<<<<
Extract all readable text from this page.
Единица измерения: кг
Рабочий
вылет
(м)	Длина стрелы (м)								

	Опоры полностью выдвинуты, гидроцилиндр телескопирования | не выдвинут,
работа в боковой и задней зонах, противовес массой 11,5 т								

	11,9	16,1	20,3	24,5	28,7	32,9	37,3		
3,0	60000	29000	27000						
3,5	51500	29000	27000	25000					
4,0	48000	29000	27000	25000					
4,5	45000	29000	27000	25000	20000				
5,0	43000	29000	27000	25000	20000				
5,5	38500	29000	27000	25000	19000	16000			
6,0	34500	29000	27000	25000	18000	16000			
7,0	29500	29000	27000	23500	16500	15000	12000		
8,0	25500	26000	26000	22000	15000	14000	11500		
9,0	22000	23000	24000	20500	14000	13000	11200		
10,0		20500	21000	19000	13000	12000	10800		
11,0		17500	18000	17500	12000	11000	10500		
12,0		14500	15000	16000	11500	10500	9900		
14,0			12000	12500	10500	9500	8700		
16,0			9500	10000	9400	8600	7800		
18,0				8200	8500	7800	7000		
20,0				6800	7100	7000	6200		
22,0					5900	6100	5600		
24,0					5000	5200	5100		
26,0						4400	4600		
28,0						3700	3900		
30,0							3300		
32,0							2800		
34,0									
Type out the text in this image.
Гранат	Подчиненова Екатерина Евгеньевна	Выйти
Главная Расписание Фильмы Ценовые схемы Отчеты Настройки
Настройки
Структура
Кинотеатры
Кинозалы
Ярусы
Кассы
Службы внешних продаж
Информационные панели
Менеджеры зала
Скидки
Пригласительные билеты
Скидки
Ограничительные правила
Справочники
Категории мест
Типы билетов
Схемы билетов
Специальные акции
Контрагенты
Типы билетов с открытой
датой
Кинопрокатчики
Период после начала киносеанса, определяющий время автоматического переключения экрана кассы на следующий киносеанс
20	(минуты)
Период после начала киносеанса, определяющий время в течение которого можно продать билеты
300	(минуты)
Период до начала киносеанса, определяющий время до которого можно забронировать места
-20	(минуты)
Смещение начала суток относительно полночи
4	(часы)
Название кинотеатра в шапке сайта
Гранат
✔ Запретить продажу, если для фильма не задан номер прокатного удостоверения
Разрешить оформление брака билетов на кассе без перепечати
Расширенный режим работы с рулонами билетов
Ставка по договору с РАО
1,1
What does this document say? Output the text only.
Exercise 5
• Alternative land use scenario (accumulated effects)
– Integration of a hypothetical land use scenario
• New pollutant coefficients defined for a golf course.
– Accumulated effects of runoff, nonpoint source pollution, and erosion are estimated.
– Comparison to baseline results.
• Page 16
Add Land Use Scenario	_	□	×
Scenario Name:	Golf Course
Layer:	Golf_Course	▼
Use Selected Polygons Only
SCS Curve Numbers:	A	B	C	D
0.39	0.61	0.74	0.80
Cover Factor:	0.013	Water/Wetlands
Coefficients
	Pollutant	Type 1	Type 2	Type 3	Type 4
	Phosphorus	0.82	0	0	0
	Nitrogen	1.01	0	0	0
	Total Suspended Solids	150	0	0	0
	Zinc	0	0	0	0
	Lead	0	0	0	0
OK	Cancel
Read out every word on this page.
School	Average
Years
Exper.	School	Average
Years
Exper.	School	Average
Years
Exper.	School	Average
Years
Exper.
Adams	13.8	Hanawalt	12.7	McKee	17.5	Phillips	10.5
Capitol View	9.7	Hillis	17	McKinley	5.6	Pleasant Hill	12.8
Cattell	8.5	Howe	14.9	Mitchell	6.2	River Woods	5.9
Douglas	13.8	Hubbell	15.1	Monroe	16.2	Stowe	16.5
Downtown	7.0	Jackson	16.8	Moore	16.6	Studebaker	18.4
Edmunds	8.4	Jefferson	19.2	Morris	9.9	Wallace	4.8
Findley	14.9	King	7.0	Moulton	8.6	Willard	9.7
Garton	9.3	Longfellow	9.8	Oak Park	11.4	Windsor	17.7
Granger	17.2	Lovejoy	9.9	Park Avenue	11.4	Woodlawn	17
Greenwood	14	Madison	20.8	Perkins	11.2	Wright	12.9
>>>>
Write out every record, exactly as written.

Extract all readable text from this page.
Единица измерения: кг
Рабочий
вылет
(м)	Длина стрелы (м)								

	Опоры полностью выдвинуты, гидроцилиндр телескопирования | не выдвинут,
работа в боковой и задней зонах, противовес массой 11,5 т								

	11,9	16,1	20,3	24,5	28,7	32,9	37,3		
3,0	60000	29000	27000						
3,5	51500	29000	27000	25000					
4,0	48000	29000	27000	25000					
4,5	45000	29000	27000	25000	20000				
5,0	43000	29000	27000	25000	20000				
5,5	38500	29000	27000	25000	19000	16000			
6,0	34500	29000	27000	25000	18000	16000			
7,0	29500	29000	27000	23500	16500	15000	12000		
8,0	25500	26000	26000	22000	15000	14000	11500		
9,0	22000	23000	24000	20500	14000	13000	11200		
10,0		20500	21000	19000	13000	12000	10800		
11,0		17500	18000	17500	12000	11000	10500		
12,0		14500	15000	16000	11500	10500	9900		
14,0			12000	12500	10500	9500	8700		
16,0			9500	10000	9400	8600	7800		
18,0				8200	8500	7800	7000		
20,0				6800	7100	7000	6200		
22,0					5900	6100	5600		
24,0					5000	5200	5100		
26,0						4400	4600		
28,0						3700	3900		
30,0							3300		
32,0							2800		
34,0									
Type out the text in this image.
Гранат	Подчиненова Екатерина Евгеньевна	Выйти
Главная Расписание Фильмы Ценовые схемы Отчеты Настройки
Настройки
Структура
Кинотеатры
Кинозалы
Ярусы
Кассы
Службы внешних продаж
Информационные панели
Менеджеры зала
Скидки
Пригласительные билеты
Скидки
Ограничительные правила
Справочники
Категории мест
Типы билетов
Схемы билетов
Специальные акции
Контрагенты
Типы билетов с открытой
датой
Кинопрокатчики
Период после начала киносеанса, определяющий время автоматического переключения экрана кассы на следующий киносеанс
20	(минуты)
Период после начала киносеанса, определяющий время в течение которого можно продать билеты
300	(минуты)
Период до начала киносеанса, определяющий время до которого можно забронировать места
-20	(минуты)
Смещение начала суток относительно полночи
4	(часы)
Название кинотеатра в шапке сайта
Гранат
✔ Запретить продажу, если для фильма не задан номер прокатного удостоверения
Разрешить оформление брака билетов на кассе без перепечати
Расширенный режим работы с рулонами билетов
Ставка по договору с РАО
1,1
What does this document say? Output the text only.
Exercise 5
• Alternative land use scenario (accumulated effects)
– Integration of a hypothetical land use scenario
• New pollutant coefficients defined for a golf course.
– Accumulated effects of runoff, nonpoint source pollution, and erosion are estimated.
– Comparison to baseline results.
• Page 16
Add Land Use Scenario	_	□	×
Scenario Name:	Golf Course
Layer:	Golf_Course	▼
Use Selected Polygons Only
SCS Curve Numbers:	A	B	C	D
0.39	0.61	0.74	0.80
Cover Factor:	0.013	Water/Wetlands
Coefficients
	Pollutant	Type 1	Type 2	Type 3	Type 4
	Phosphorus	0.82	0	0	0
	Nitrogen	1.01	0	0	0
	Total Suspended Solids	150	0	0	0
	Zinc	0	0	0	0
	Lead	0	0	0	0
OK	Cancel
Read out every word on this page.
School	Average
Years
Exper.	School	Average
Years
Exper.	School	Average
Years
Exper.	School	Average
Years
Exper.
Adams	13.8	Hanawalt	12.7	McKee	17.5	Phillips	10.5
Capitol View	9.7	Hillis	17	McKinley	5.6	Pleasant Hill	12.8
Cattell	8.5	Howe	14.9	Mitchell	6.2	River Woods	5.9
Douglas	13.8	Hubbell	15.1	Monroe	16.2	Stowe	16.5
Downtown	7.0	Jackson	16.8	Moore	16.6	Studebaker	18.4
Edmunds	8.4	Jefferson	19.2	Morris	9.9	Wallace	4.8
Findley	14.9	King	7.0	Moulton	8.6	Willard	9.7
Garton	9.3	Longfellow	9.8	Oak Park	11.4	Windsor	17.7
Granger	17.2	Lovejoy	9.9	Park Avenue	11.4	Woodlawn	17
Greenwood	14	Madison	20.8	Perkins	11.2	Wright	12.9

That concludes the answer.